→ PROVIDED RECORDS:
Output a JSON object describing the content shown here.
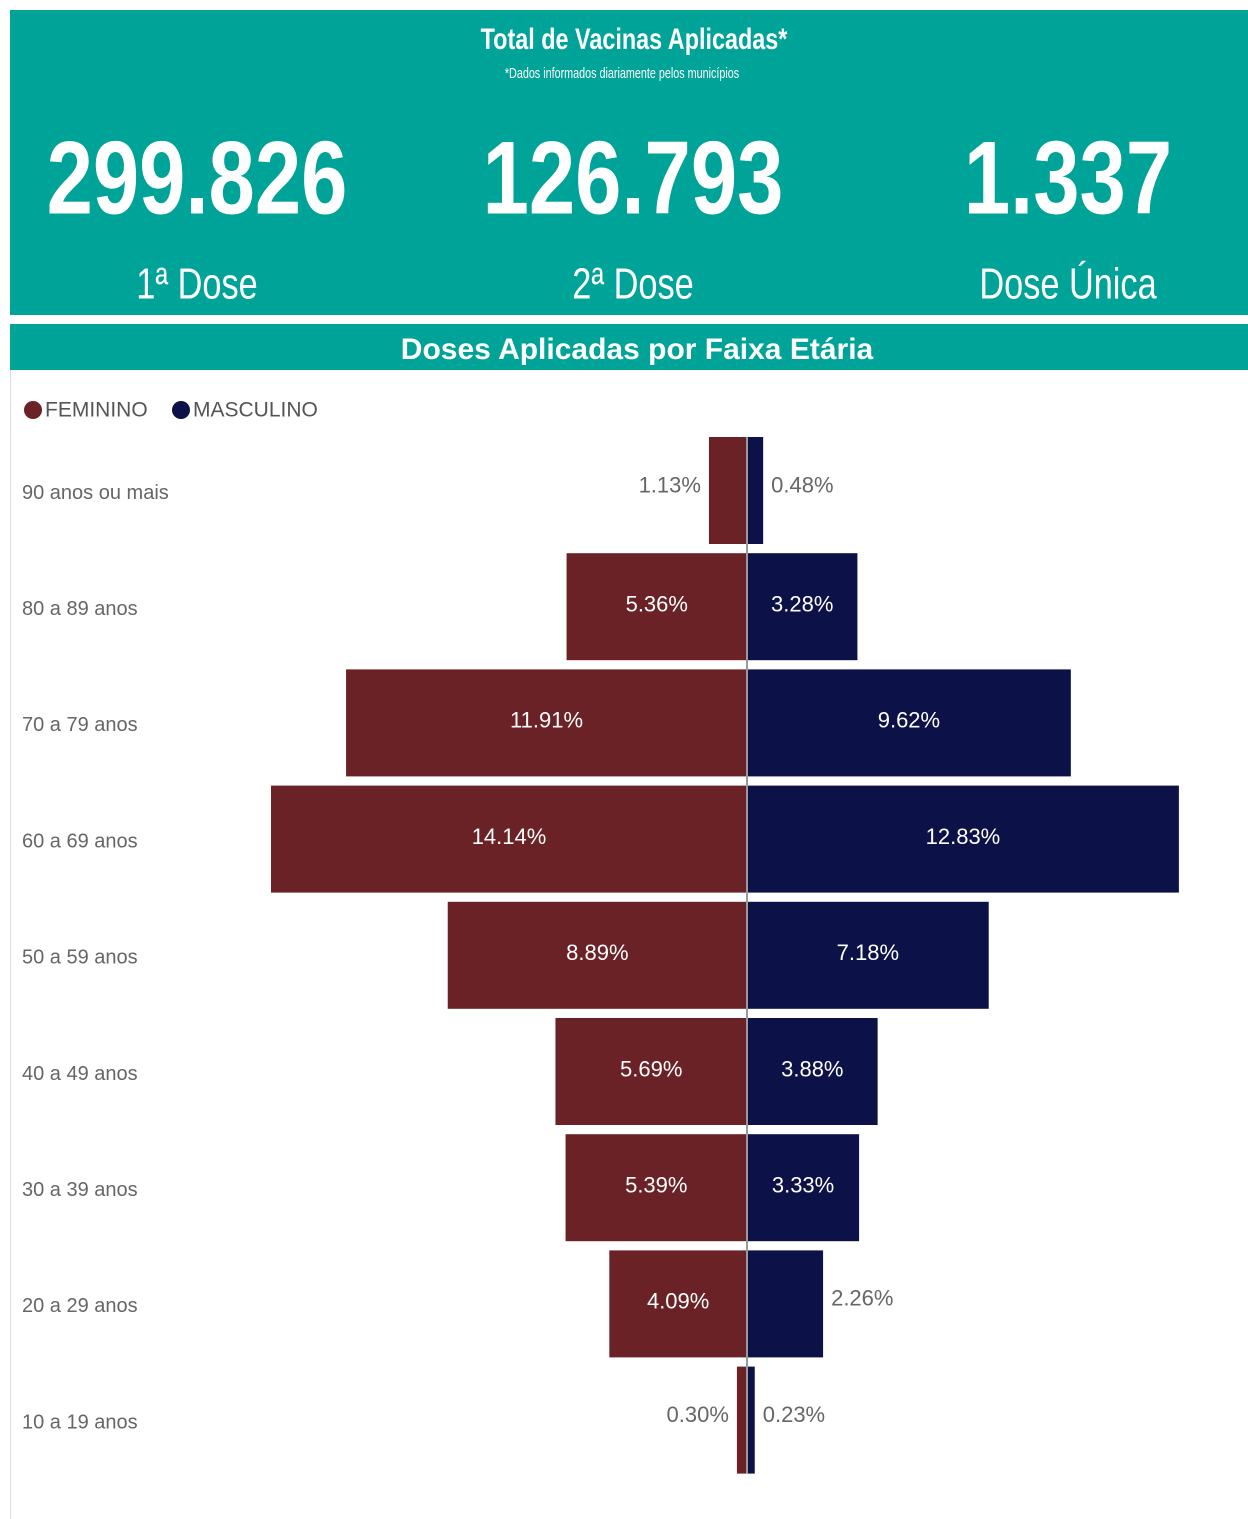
{
  "header": {
    "title": "Total de Vacinas Aplicadas*",
    "subtitle": "*Dados informados diariamente pelos municípios",
    "kpis": [
      {
        "value": {
          "value": 299826,
          "label": "299.826"
        },
        "label": "1ª Dose"
      },
      {
        "value": {
          "value": 126793,
          "label": "126.793"
        },
        "label": "2ª Dose"
      },
      {
        "value": {
          "value": 1337,
          "label": "1.337"
        },
        "label": "Dose Única"
      }
    ]
  },
  "chart_data": {
    "type": "bar",
    "title": "Doses Aplicadas por Faixa Etária",
    "legend": "top-left",
    "categories": [
      "90 anos ou mais",
      "80 a 89 anos",
      "70 a 79 anos",
      "60 a 69 anos",
      "50 a 59 anos",
      "40 a 49 anos",
      "30 a 39 anos",
      "20 a 29 anos",
      "10 a 19 anos"
    ],
    "series": [
      {
        "name": "FEMININO",
        "color": "#6b2226",
        "values": [
          1.13,
          5.36,
          11.91,
          14.14,
          8.89,
          5.69,
          5.39,
          4.09,
          0.3
        ],
        "value_labels": [
          "1.13%",
          "5.36%",
          "11.91%",
          "14.14%",
          "8.89%",
          "5.69%",
          "5.39%",
          "4.09%",
          "0.30%"
        ]
      },
      {
        "name": "MASCULINO",
        "color": "#0c1148",
        "values": [
          0.48,
          3.28,
          9.62,
          12.83,
          7.18,
          3.88,
          3.33,
          2.26,
          0.23
        ],
        "value_labels": [
          "0.48%",
          "3.28%",
          "9.62%",
          "12.83%",
          "7.18%",
          "3.88%",
          "3.33%",
          "2.26%",
          "0.23%"
        ]
      }
    ]
  }
}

→ EXERCISE BRIEF: Above are records with pictures; repeat the records exactly and leave the pictures out.

→ RESPONSE TO THIS TASK:
Output a JSON object describing the content shown here.
{
  "header": {
    "title": "Total de Vacinas Aplicadas*",
    "subtitle": "*Dados informados diariamente pelos municípios",
    "kpis": [
      {
        "value": {
          "value": 299826,
          "label": "299.826"
        },
        "label": "1ª Dose"
      },
      {
        "value": {
          "value": 126793,
          "label": "126.793"
        },
        "label": "2ª Dose"
      },
      {
        "value": {
          "value": 1337,
          "label": "1.337"
        },
        "label": "Dose Única"
      }
    ]
  },
  "chart_data": {
    "type": "bar",
    "title": "Doses Aplicadas por Faixa Etária",
    "legend": "top-left",
    "categories": [
      "90 anos ou mais",
      "80 a 89 anos",
      "70 a 79 anos",
      "60 a 69 anos",
      "50 a 59 anos",
      "40 a 49 anos",
      "30 a 39 anos",
      "20 a 29 anos",
      "10 a 19 anos"
    ],
    "series": [
      {
        "name": "FEMININO",
        "color": "#6b2226",
        "values": [
          1.13,
          5.36,
          11.91,
          14.14,
          8.89,
          5.69,
          5.39,
          4.09,
          0.3
        ],
        "value_labels": [
          "1.13%",
          "5.36%",
          "11.91%",
          "14.14%",
          "8.89%",
          "5.69%",
          "5.39%",
          "4.09%",
          "0.30%"
        ]
      },
      {
        "name": "MASCULINO",
        "color": "#0c1148",
        "values": [
          0.48,
          3.28,
          9.62,
          12.83,
          7.18,
          3.88,
          3.33,
          2.26,
          0.23
        ],
        "value_labels": [
          "0.48%",
          "3.28%",
          "9.62%",
          "12.83%",
          "7.18%",
          "3.88%",
          "3.33%",
          "2.26%",
          "0.23%"
        ]
      }
    ]
  }
}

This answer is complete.